* SET EXERCISE
Give every line back verbatim, dropping all images.

──────────────────────────────

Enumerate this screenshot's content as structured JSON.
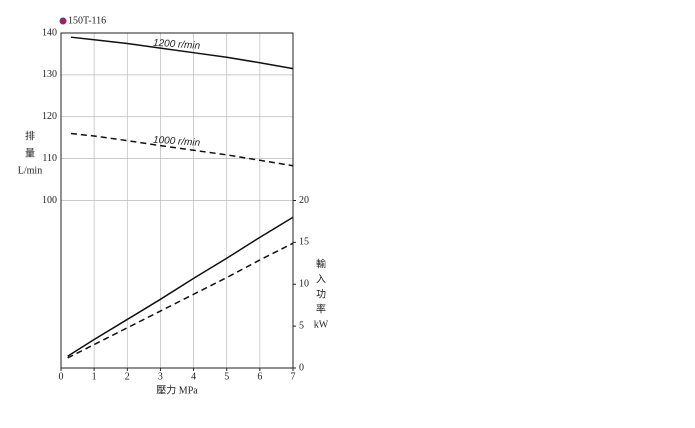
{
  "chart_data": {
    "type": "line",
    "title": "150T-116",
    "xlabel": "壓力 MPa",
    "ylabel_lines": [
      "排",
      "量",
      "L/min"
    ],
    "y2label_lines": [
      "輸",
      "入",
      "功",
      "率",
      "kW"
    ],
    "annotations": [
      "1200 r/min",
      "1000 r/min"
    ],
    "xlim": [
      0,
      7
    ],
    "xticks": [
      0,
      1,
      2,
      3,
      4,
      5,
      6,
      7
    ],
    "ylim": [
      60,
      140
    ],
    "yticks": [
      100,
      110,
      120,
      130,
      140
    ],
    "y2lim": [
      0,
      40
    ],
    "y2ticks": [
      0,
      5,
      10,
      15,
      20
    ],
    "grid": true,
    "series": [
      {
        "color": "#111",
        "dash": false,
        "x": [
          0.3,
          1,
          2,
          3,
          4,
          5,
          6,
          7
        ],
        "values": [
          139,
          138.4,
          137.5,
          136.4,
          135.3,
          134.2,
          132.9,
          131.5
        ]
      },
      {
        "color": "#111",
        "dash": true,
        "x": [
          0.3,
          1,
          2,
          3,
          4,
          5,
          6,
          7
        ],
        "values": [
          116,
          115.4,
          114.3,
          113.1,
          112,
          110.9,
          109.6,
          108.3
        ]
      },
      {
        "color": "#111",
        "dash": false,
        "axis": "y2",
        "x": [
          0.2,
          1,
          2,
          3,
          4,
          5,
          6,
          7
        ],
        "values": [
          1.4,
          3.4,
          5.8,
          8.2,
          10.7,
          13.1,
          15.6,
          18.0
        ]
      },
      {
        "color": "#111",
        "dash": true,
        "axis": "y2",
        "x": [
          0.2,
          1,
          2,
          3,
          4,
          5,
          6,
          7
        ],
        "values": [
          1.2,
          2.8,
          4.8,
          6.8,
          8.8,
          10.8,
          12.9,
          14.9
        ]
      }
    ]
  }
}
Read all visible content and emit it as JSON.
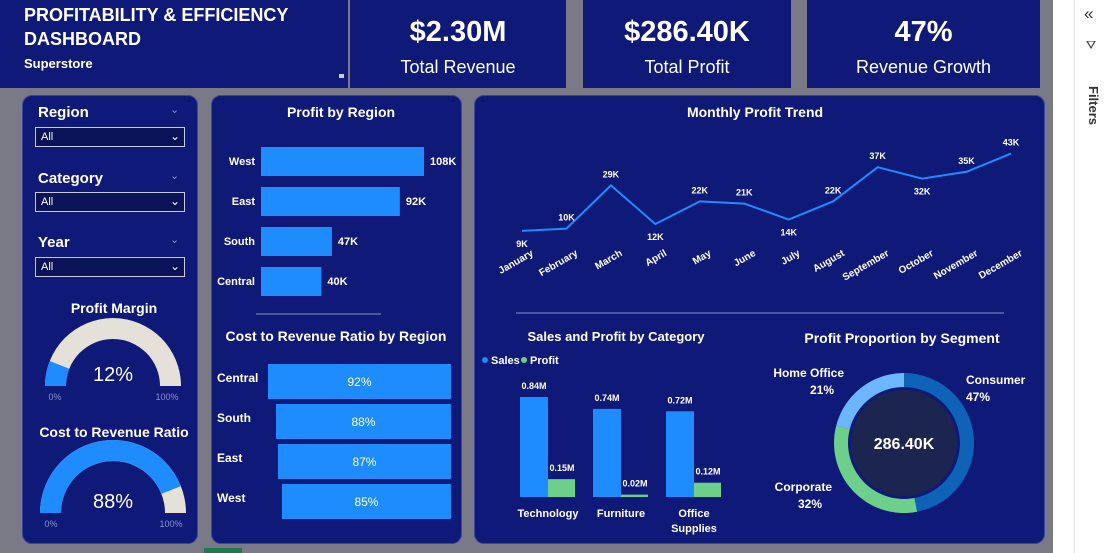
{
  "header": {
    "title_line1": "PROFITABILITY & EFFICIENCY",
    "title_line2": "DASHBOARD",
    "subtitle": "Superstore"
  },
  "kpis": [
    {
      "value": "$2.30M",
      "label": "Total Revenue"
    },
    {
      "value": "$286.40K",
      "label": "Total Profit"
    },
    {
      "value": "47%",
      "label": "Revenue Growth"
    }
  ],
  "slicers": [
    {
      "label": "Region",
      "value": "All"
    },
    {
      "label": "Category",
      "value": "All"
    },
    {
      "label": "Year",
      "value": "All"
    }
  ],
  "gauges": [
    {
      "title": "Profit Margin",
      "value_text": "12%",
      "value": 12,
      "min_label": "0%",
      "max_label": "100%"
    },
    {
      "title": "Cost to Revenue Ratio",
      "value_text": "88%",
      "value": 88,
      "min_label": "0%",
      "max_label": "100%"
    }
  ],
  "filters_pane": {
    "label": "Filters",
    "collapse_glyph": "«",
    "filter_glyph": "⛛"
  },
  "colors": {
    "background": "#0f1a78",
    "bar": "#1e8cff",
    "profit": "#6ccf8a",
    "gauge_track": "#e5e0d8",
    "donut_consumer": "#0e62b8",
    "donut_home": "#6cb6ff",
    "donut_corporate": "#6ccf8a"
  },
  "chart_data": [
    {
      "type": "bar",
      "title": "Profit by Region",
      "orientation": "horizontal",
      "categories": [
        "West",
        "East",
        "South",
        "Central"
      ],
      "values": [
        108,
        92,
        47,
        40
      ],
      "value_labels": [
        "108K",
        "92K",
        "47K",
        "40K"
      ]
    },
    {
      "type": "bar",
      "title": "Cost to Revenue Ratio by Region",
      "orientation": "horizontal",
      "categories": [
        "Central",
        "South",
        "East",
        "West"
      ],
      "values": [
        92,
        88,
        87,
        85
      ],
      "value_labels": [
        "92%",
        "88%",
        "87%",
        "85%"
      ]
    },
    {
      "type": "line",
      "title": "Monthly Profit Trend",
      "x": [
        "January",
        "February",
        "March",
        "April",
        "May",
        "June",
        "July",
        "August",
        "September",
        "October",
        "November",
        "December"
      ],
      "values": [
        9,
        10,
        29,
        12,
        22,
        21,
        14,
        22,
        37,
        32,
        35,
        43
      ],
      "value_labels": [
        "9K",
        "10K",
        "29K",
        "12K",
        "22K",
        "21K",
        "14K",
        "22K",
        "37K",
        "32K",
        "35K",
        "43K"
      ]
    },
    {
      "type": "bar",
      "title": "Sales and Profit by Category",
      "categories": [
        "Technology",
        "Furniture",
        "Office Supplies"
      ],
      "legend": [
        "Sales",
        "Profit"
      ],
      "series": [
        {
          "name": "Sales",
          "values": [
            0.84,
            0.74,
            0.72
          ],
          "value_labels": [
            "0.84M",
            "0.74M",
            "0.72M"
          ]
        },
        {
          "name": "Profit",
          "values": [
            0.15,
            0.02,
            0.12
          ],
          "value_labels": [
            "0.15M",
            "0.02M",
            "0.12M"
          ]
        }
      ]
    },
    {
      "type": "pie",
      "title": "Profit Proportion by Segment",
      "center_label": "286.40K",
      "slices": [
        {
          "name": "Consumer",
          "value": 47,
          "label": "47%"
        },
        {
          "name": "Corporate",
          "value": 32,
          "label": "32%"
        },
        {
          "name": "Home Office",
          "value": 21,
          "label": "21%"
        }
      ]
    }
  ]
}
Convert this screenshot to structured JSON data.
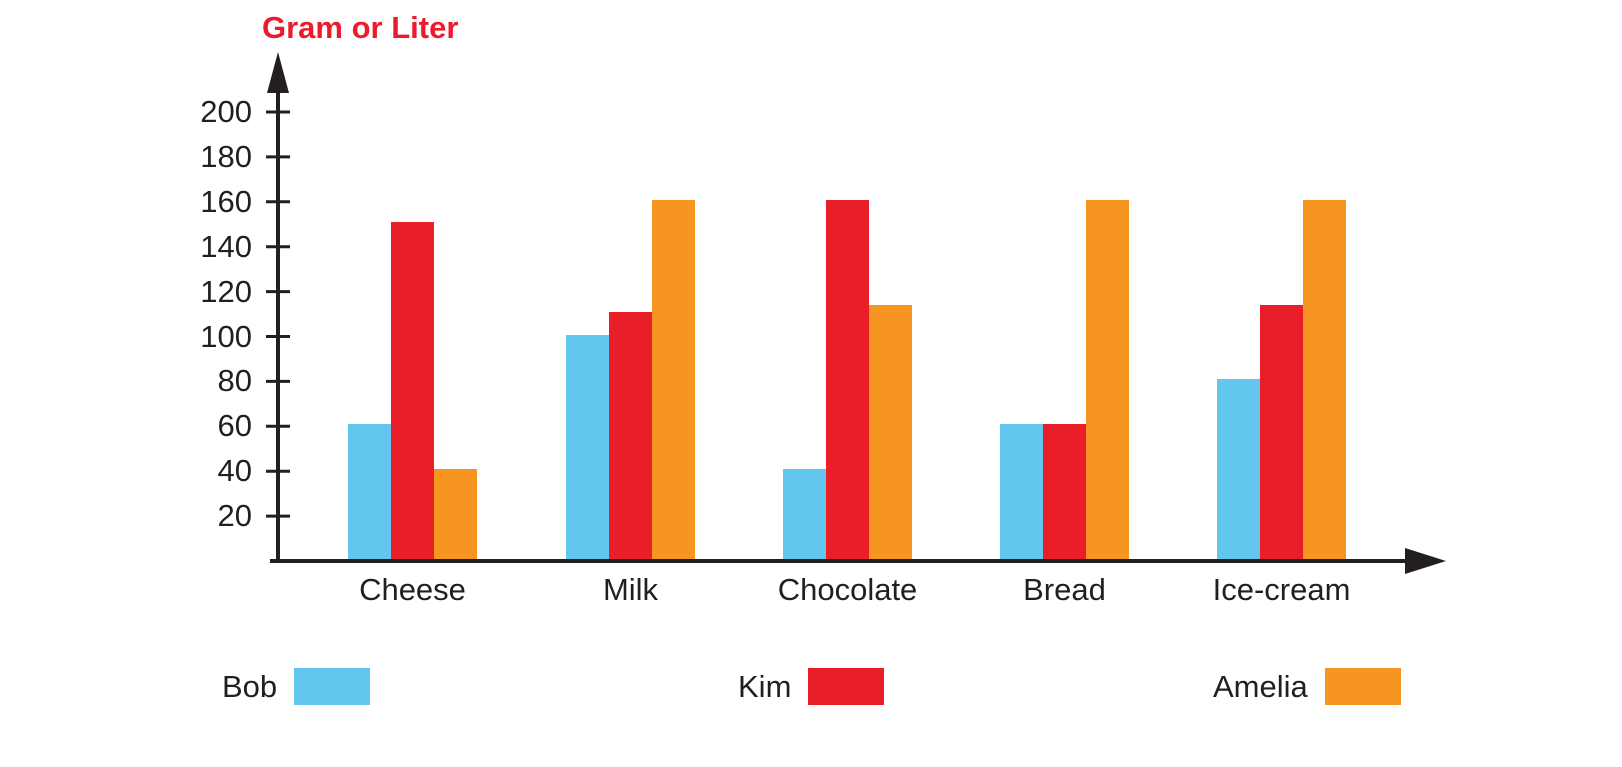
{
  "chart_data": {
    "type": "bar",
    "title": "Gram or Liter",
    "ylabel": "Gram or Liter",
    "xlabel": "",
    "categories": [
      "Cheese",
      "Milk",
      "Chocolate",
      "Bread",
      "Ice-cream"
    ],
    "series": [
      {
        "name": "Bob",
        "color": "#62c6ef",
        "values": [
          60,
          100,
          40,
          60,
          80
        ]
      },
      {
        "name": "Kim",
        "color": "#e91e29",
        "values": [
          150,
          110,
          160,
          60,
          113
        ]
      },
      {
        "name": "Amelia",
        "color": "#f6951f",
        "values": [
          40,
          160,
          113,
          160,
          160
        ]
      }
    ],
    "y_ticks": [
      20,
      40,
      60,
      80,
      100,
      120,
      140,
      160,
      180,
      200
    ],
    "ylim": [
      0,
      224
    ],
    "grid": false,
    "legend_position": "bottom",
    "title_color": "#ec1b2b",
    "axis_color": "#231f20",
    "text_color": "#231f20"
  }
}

──────────────────────────────

* COMPLETED TASK
Enumerate this screenshot's content as structured JSON.
{
  "chart_data": {
    "type": "line",
    "title": "150T-116",
    "xlabel": "壓力 MPa",
    "ylabel_lines": [
      "排",
      "量",
      "L/min"
    ],
    "y2label_lines": [
      "輸",
      "入",
      "功",
      "率",
      "kW"
    ],
    "annotations": [
      "1200 r/min",
      "1000 r/min"
    ],
    "xlim": [
      0,
      7
    ],
    "xticks": [
      0,
      1,
      2,
      3,
      4,
      5,
      6,
      7
    ],
    "ylim": [
      60,
      140
    ],
    "yticks": [
      100,
      110,
      120,
      130,
      140
    ],
    "y2lim": [
      0,
      40
    ],
    "y2ticks": [
      0,
      5,
      10,
      15,
      20
    ],
    "grid": true,
    "series": [
      {
        "color": "#111",
        "dash": false,
        "x": [
          0.3,
          1,
          2,
          3,
          4,
          5,
          6,
          7
        ],
        "values": [
          139,
          138.4,
          137.5,
          136.4,
          135.3,
          134.2,
          132.9,
          131.5
        ]
      },
      {
        "color": "#111",
        "dash": true,
        "x": [
          0.3,
          1,
          2,
          3,
          4,
          5,
          6,
          7
        ],
        "values": [
          116,
          115.4,
          114.3,
          113.1,
          112,
          110.9,
          109.6,
          108.3
        ]
      },
      {
        "color": "#111",
        "dash": false,
        "axis": "y2",
        "x": [
          0.2,
          1,
          2,
          3,
          4,
          5,
          6,
          7
        ],
        "values": [
          1.4,
          3.4,
          5.8,
          8.2,
          10.7,
          13.1,
          15.6,
          18.0
        ]
      },
      {
        "color": "#111",
        "dash": true,
        "axis": "y2",
        "x": [
          0.2,
          1,
          2,
          3,
          4,
          5,
          6,
          7
        ],
        "values": [
          1.2,
          2.8,
          4.8,
          6.8,
          8.8,
          10.8,
          12.9,
          14.9
        ]
      }
    ]
  }
}
Read all visible content and emit it as JSON.
{
  "header": {
    "title_line1": "PROFITABILITY & EFFICIENCY",
    "title_line2": "DASHBOARD",
    "subtitle": "Superstore"
  },
  "kpis": [
    {
      "value": "$2.30M",
      "label": "Total Revenue"
    },
    {
      "value": "$286.40K",
      "label": "Total Profit"
    },
    {
      "value": "47%",
      "label": "Revenue Growth"
    }
  ],
  "slicers": [
    {
      "label": "Region",
      "value": "All"
    },
    {
      "label": "Category",
      "value": "All"
    },
    {
      "label": "Year",
      "value": "All"
    }
  ],
  "gauges": [
    {
      "title": "Profit Margin",
      "value_text": "12%",
      "value": 12,
      "min_label": "0%",
      "max_label": "100%"
    },
    {
      "title": "Cost to Revenue Ratio",
      "value_text": "88%",
      "value": 88,
      "min_label": "0%",
      "max_label": "100%"
    }
  ],
  "filters_pane": {
    "label": "Filters",
    "collapse_glyph": "«",
    "filter_glyph": "⛛"
  },
  "colors": {
    "background": "#0f1a78",
    "bar": "#1e8cff",
    "profit": "#6ccf8a",
    "gauge_track": "#e5e0d8",
    "donut_consumer": "#0e62b8",
    "donut_home": "#6cb6ff",
    "donut_corporate": "#6ccf8a"
  },
  "chart_data": [
    {
      "type": "bar",
      "title": "Profit by Region",
      "orientation": "horizontal",
      "categories": [
        "West",
        "East",
        "South",
        "Central"
      ],
      "values": [
        108,
        92,
        47,
        40
      ],
      "value_labels": [
        "108K",
        "92K",
        "47K",
        "40K"
      ]
    },
    {
      "type": "bar",
      "title": "Cost to Revenue Ratio by Region",
      "orientation": "horizontal",
      "categories": [
        "Central",
        "South",
        "East",
        "West"
      ],
      "values": [
        92,
        88,
        87,
        85
      ],
      "value_labels": [
        "92%",
        "88%",
        "87%",
        "85%"
      ]
    },
    {
      "type": "line",
      "title": "Monthly Profit Trend",
      "x": [
        "January",
        "February",
        "March",
        "April",
        "May",
        "June",
        "July",
        "August",
        "September",
        "October",
        "November",
        "December"
      ],
      "values": [
        9,
        10,
        29,
        12,
        22,
        21,
        14,
        22,
        37,
        32,
        35,
        43
      ],
      "value_labels": [
        "9K",
        "10K",
        "29K",
        "12K",
        "22K",
        "21K",
        "14K",
        "22K",
        "37K",
        "32K",
        "35K",
        "43K"
      ]
    },
    {
      "type": "bar",
      "title": "Sales and Profit by Category",
      "categories": [
        "Technology",
        "Furniture",
        "Office Supplies"
      ],
      "legend": [
        "Sales",
        "Profit"
      ],
      "series": [
        {
          "name": "Sales",
          "values": [
            0.84,
            0.74,
            0.72
          ],
          "value_labels": [
            "0.84M",
            "0.74M",
            "0.72M"
          ]
        },
        {
          "name": "Profit",
          "values": [
            0.15,
            0.02,
            0.12
          ],
          "value_labels": [
            "0.15M",
            "0.02M",
            "0.12M"
          ]
        }
      ]
    },
    {
      "type": "pie",
      "title": "Profit Proportion by Segment",
      "center_label": "286.40K",
      "slices": [
        {
          "name": "Consumer",
          "value": 47,
          "label": "47%"
        },
        {
          "name": "Corporate",
          "value": 32,
          "label": "32%"
        },
        {
          "name": "Home Office",
          "value": 21,
          "label": "21%"
        }
      ]
    }
  ]
}
Convert this screenshot to structured JSON data.
{
  "chart_data": {
    "type": "bar",
    "title": "Gram or Liter",
    "ylabel": "Gram or Liter",
    "xlabel": "",
    "categories": [
      "Cheese",
      "Milk",
      "Chocolate",
      "Bread",
      "Ice-cream"
    ],
    "series": [
      {
        "name": "Bob",
        "color": "#62c6ef",
        "values": [
          60,
          100,
          40,
          60,
          80
        ]
      },
      {
        "name": "Kim",
        "color": "#e91e29",
        "values": [
          150,
          110,
          160,
          60,
          113
        ]
      },
      {
        "name": "Amelia",
        "color": "#f6951f",
        "values": [
          40,
          160,
          113,
          160,
          160
        ]
      }
    ],
    "y_ticks": [
      20,
      40,
      60,
      80,
      100,
      120,
      140,
      160,
      180,
      200
    ],
    "ylim": [
      0,
      224
    ],
    "grid": false,
    "legend_position": "bottom",
    "title_color": "#ec1b2b",
    "axis_color": "#231f20",
    "text_color": "#231f20"
  }
}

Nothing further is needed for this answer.